■ **What the exercise asks**: Search the listing for the string "color" and copy every line that contains it.

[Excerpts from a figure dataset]
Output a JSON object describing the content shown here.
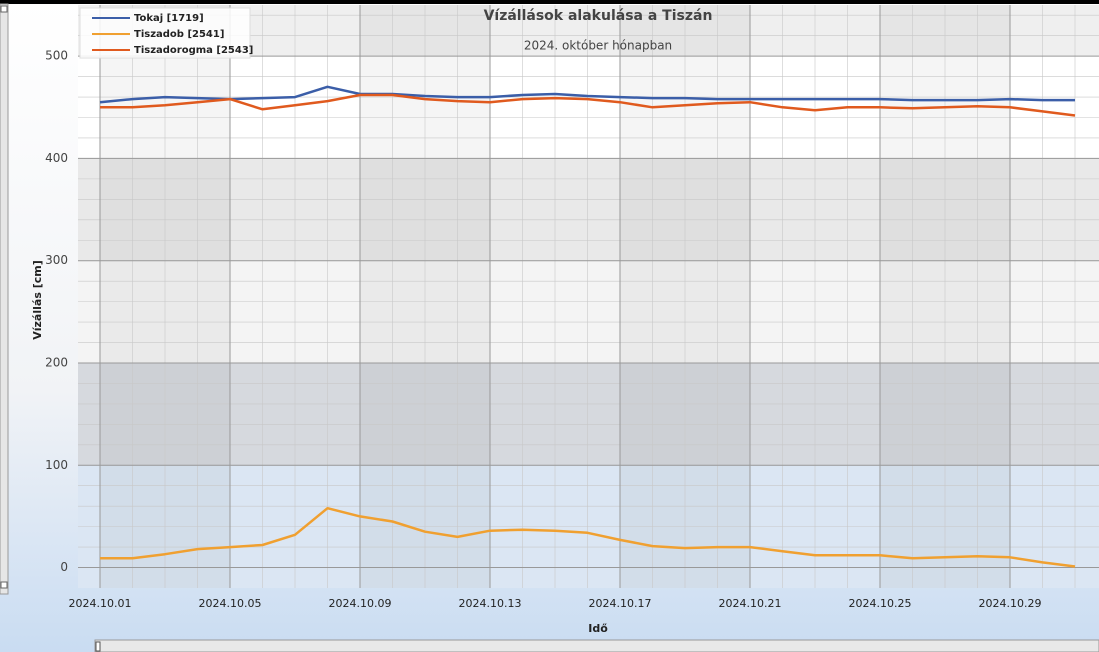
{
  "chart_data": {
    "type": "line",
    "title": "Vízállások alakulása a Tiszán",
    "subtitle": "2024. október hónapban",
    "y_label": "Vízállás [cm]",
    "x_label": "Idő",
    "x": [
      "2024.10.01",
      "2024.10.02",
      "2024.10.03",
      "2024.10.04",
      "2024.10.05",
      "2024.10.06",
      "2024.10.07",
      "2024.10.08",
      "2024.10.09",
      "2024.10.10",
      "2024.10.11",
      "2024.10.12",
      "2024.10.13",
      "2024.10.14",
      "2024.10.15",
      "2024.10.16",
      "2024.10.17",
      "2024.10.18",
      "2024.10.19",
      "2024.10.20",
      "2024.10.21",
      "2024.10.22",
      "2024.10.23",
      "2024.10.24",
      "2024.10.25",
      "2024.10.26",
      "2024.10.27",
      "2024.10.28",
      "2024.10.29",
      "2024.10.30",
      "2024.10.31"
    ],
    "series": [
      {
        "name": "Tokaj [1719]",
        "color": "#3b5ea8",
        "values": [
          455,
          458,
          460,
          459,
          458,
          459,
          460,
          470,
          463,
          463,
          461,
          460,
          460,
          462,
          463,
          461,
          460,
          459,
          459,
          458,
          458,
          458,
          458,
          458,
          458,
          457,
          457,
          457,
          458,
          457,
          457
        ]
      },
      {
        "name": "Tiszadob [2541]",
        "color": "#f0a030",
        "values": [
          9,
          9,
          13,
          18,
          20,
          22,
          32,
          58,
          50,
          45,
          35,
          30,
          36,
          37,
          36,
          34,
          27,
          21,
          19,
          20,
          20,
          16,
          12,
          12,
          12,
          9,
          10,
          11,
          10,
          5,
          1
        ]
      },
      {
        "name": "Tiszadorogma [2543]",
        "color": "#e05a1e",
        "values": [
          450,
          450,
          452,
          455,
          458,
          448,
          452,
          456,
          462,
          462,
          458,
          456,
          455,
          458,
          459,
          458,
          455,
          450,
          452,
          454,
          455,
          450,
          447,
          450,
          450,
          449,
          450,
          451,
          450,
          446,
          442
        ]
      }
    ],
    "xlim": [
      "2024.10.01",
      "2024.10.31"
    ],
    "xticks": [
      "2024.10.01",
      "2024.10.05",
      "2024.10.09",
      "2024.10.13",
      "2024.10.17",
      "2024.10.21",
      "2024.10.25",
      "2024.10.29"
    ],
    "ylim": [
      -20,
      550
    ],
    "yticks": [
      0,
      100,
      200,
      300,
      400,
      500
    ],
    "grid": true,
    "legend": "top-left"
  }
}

■ **Reply to the task**:
        "color": "#3b5ea8",
        "color": "#f0a030",
        "color": "#e05a1e",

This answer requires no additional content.